PROBLEM TO SOLVE —
Keep the pictures out of the copy and print all the entries below exactly.

(Recorded data)
##########
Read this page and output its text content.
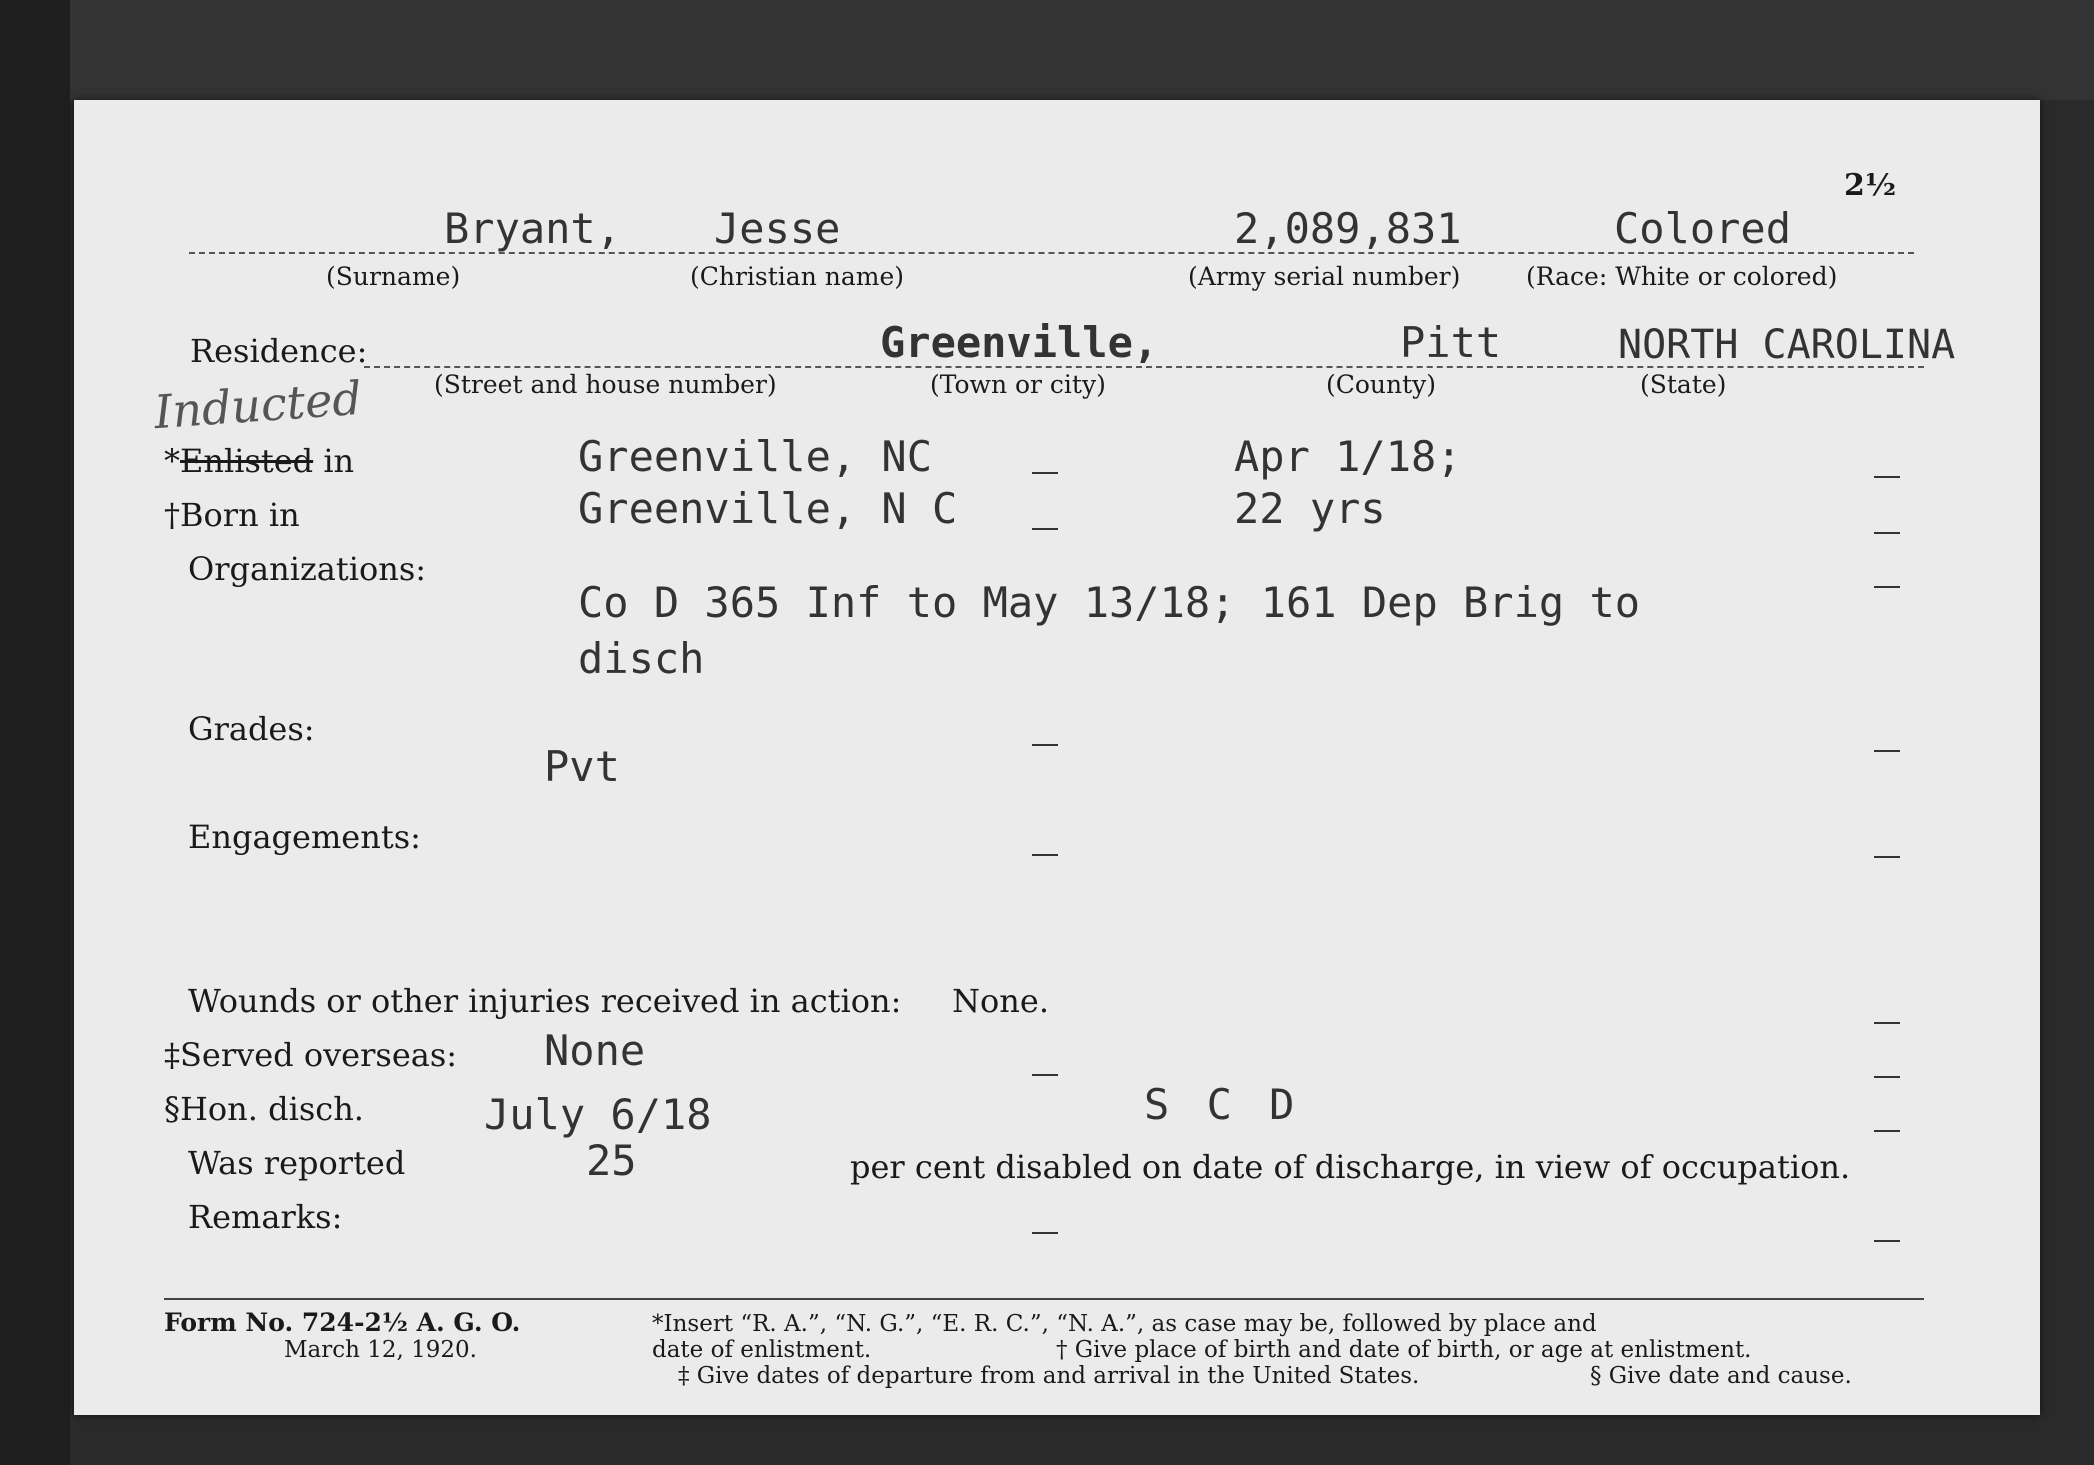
2½
Bryant, Jesse	2,089,831	Colored
(Surname)	(Christian name)	(Army serial number)	(Race: White or colored)
Residence:	Greenville,	Pitt	NORTH CAROLINA
(Street and house number)	(Town or city)	(County)	(State)
Inducted
*Enlisted in	Greenville, NC	Apr 1/18;
†Born in	Greenville, N C	22 yrs
Organizations:
Co D 365 Inf to May 13/18; 161 Dep Brig to
disch
Grades:
Pvt
Engagements:
Wounds or other injuries received in action: None.
‡Served overseas: None
§Hon. disch.	July 6/18	S C D
Was reported	25	per cent disabled on date of discharge, in view of occupation.
Remarks:
Form No. 724-2½ A. G. O.
March 12, 1920.
*Insert “R. A.”, “N. G.”, “E. R. C.”, “N. A.”, as case may be, followed by place and
date of enlistment.	† Give place of birth and date of birth, or age at enlistment.
‡ Give dates of departure from and arrival in the United States.	§ Give date and cause.
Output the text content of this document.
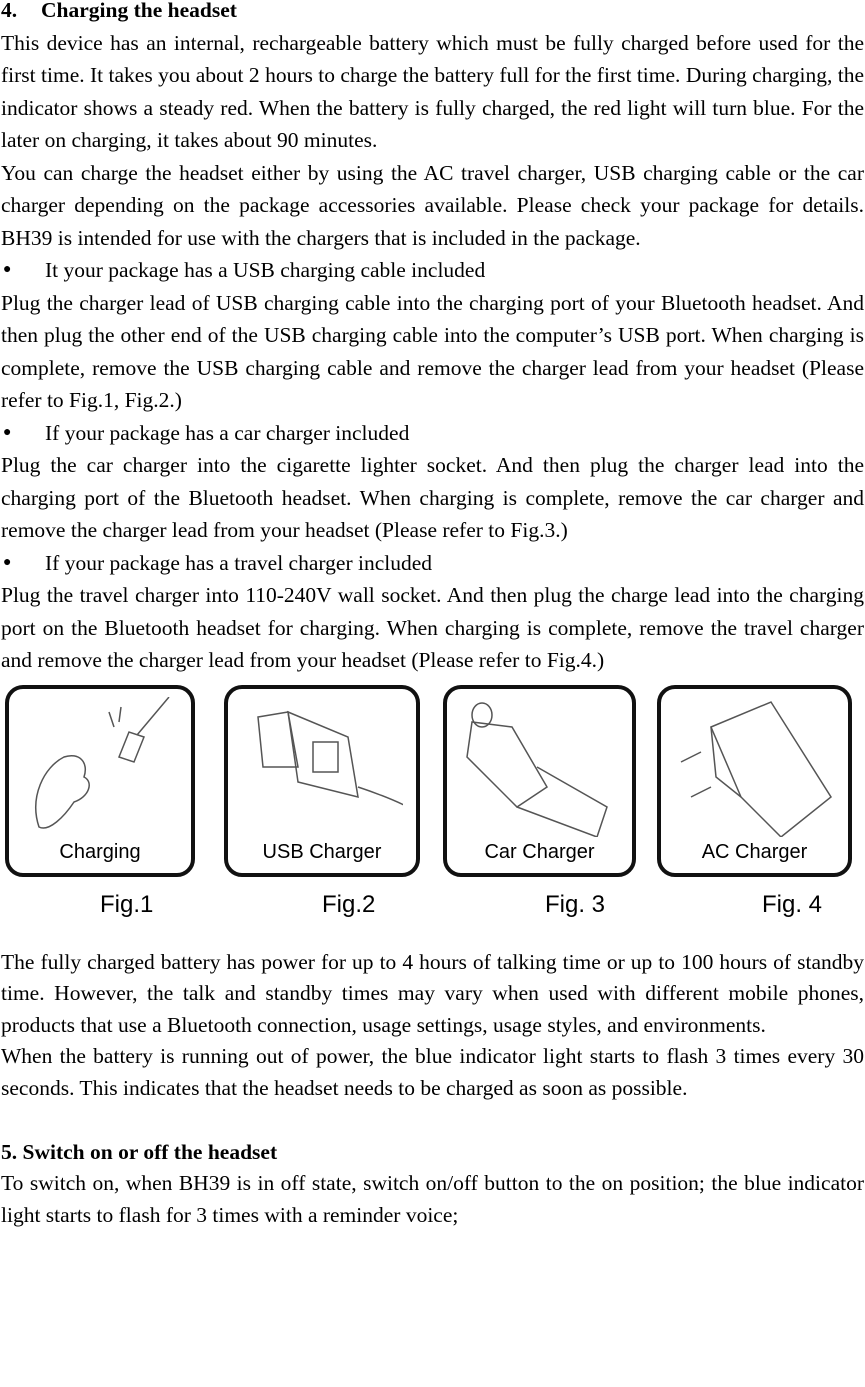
4. Charging the headset

This device has an internal, rechargeable battery which must be fully charged before used for the first time. It takes you about 2 hours to charge the battery full for the first time. During charging, the indicator shows a steady red. When the battery is fully charged, the red light will turn blue. For the later on charging, it takes about 90 minutes.

You can charge the headset either by using the AC travel charger, USB charging cable or the car charger depending on the package accessories available. Please check your package for details. BH39 is intended for use with the chargers that is included in the package.

●	It your package has a USB charging cable included

Plug the charger lead of USB charging cable into the charging port of your Bluetooth headset. And then plug the other end of the USB charging cable into the computer’s USB port. When charging is complete, remove the USB charging cable and remove the charger lead from your headset (Please refer to Fig.1, Fig.2.)

●	If your package has a car charger included

Plug the car charger into the cigarette lighter socket. And then plug the charger lead into the charging port of the Bluetooth headset. When charging is complete, remove the car charger and remove the charger lead from your headset (Please refer to Fig.3.)

●	If your package has a travel charger included

Plug the travel charger into 110-240V wall socket. And then plug the charge lead into the charging port on the Bluetooth headset for charging. When charging is complete, remove the travel charger and remove the charger lead from your headset (Please refer to Fig.4.)

Charging	USB Charger	Car Charger	AC Charger
Fig.1	Fig.2	Fig. 3	Fig. 4

The fully charged battery has power for up to 4 hours of talking time or up to 100 hours of standby time. However, the talk and standby times may vary when used with different mobile phones, products that use a Bluetooth connection, usage settings, usage styles, and environments.

When the battery is running out of power, the blue indicator light starts to flash 3 times every 30 seconds. This indicates that the headset needs to be charged as soon as possible.

5. Switch on or off the headset

To switch on, when BH39 is in off state, switch on/off button to the on position; the blue indicator light starts to flash for 3 times with a reminder voice;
##########
EXPECTED ANSWER —
Read this page and output its text content.
2½
Bryant, Jesse	2,089,831	Colored
(Surname)	(Christian name)	(Army serial number)	(Race: White or colored)
Residence:	Greenville,	Pitt	NORTH CAROLINA
(Street and house number)	(Town or city)	(County)	(State)
Inducted
*Enlisted in	Greenville, NC	Apr 1/18;
†Born in	Greenville, N C	22 yrs
Organizations:
Co D 365 Inf to May 13/18; 161 Dep Brig to
disch
Grades:
Pvt
Engagements:
Wounds or other injuries received in action: None.
‡Served overseas: None
§Hon. disch.	July 6/18	S C D
Was reported	25	per cent disabled on date of discharge, in view of occupation.
Remarks:
Form No. 724-2½ A. G. O.
March 12, 1920.
*Insert “R. A.”, “N. G.”, “E. R. C.”, “N. A.”, as case may be, followed by place and
date of enlistment.	† Give place of birth and date of birth, or age at enlistment.
‡ Give dates of departure from and arrival in the United States.	§ Give date and cause.
Output the text content of this document.
4. Charging the headset

This device has an internal, rechargeable battery which must be fully charged before used for the first time. It takes you about 2 hours to charge the battery full for the first time. During charging, the indicator shows a steady red. When the battery is fully charged, the red light will turn blue. For the later on charging, it takes about 90 minutes.

You can charge the headset either by using the AC travel charger, USB charging cable or the car charger depending on the package accessories available. Please check your package for details. BH39 is intended for use with the chargers that is included in the package.

●	It your package has a USB charging cable included

Plug the charger lead of USB charging cable into the charging port of your Bluetooth headset. And then plug the other end of the USB charging cable into the computer’s USB port. When charging is complete, remove the USB charging cable and remove the charger lead from your headset (Please refer to Fig.1, Fig.2.)

●	If your package has a car charger included

Plug the car charger into the cigarette lighter socket. And then plug the charger lead into the charging port of the Bluetooth headset. When charging is complete, remove the car charger and remove the charger lead from your headset (Please refer to Fig.3.)

●	If your package has a travel charger included

Plug the travel charger into 110-240V wall socket. And then plug the charge lead into the charging port on the Bluetooth headset for charging. When charging is complete, remove the travel charger and remove the charger lead from your headset (Please refer to Fig.4.)

Charging	USB Charger	Car Charger	AC Charger
Fig.1	Fig.2	Fig. 3	Fig. 4

The fully charged battery has power for up to 4 hours of talking time or up to 100 hours of standby time. However, the talk and standby times may vary when used with different mobile phones, products that use a Bluetooth connection, usage settings, usage styles, and environments.

When the battery is running out of power, the blue indicator light starts to flash 3 times every 30 seconds. This indicates that the headset needs to be charged as soon as possible.

5. Switch on or off the headset

To switch on, when BH39 is in off state, switch on/off button to the on position; the blue indicator light starts to flash for 3 times with a reminder voice;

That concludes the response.